## WRITTEN TASK
Locate each line of the records that contains the word "Integrations" and copy those lines out. The match is case-sensitive.

*-*-*

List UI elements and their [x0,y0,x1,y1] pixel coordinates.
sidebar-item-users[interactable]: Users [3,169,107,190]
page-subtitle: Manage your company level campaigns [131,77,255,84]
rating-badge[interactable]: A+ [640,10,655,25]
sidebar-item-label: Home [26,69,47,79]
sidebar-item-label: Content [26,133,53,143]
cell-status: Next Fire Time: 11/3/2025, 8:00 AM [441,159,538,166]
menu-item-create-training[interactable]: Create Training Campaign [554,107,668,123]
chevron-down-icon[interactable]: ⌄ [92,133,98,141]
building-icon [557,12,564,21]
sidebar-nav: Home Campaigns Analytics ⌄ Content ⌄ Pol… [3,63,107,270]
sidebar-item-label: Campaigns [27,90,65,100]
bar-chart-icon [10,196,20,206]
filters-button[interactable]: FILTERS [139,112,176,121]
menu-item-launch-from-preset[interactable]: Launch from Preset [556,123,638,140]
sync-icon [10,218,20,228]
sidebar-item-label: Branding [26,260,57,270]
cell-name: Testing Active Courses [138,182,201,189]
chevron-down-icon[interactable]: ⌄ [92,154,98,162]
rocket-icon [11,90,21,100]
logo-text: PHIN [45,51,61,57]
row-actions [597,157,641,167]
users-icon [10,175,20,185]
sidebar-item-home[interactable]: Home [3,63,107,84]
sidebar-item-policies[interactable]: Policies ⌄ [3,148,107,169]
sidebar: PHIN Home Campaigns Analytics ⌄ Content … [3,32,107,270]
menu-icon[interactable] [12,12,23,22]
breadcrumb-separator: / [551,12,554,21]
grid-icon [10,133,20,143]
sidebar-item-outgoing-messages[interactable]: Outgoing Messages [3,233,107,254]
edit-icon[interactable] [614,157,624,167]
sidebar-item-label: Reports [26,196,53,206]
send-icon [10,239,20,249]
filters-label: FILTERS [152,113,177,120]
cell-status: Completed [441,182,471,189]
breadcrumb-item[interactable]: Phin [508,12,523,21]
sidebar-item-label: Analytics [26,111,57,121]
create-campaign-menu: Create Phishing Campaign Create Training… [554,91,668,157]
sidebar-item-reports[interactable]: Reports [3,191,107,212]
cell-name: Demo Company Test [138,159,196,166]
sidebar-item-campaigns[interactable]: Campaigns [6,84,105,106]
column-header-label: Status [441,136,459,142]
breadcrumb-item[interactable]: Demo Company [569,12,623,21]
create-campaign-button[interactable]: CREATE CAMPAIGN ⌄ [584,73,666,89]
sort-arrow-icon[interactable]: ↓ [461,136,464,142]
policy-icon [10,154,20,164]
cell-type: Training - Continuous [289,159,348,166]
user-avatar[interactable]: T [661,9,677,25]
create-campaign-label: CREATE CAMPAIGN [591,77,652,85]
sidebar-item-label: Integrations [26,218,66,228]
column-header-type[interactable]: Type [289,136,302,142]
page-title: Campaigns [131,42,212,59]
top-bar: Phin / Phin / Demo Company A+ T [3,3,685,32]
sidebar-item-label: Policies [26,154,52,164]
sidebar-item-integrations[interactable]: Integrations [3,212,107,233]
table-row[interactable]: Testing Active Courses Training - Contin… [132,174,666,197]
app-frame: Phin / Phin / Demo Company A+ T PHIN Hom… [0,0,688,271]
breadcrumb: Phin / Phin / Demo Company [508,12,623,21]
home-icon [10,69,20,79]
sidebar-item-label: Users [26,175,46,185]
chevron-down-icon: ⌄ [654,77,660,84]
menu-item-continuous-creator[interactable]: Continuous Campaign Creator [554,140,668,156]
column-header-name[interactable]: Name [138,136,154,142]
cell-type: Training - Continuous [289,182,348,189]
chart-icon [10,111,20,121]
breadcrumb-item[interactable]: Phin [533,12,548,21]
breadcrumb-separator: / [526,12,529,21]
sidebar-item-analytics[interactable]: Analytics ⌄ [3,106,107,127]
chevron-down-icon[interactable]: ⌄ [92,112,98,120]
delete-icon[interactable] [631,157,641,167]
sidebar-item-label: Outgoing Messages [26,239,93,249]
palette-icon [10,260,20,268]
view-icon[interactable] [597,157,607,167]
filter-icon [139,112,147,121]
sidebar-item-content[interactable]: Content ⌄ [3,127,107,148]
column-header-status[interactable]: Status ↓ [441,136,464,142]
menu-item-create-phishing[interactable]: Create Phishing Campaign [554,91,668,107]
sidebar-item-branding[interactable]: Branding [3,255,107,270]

*-*-*

## THE RESPONSE
sidebar-item-label: Integrations [26,218,66,228]
sidebar-item-integrations[interactable]: Integrations [3,212,107,233]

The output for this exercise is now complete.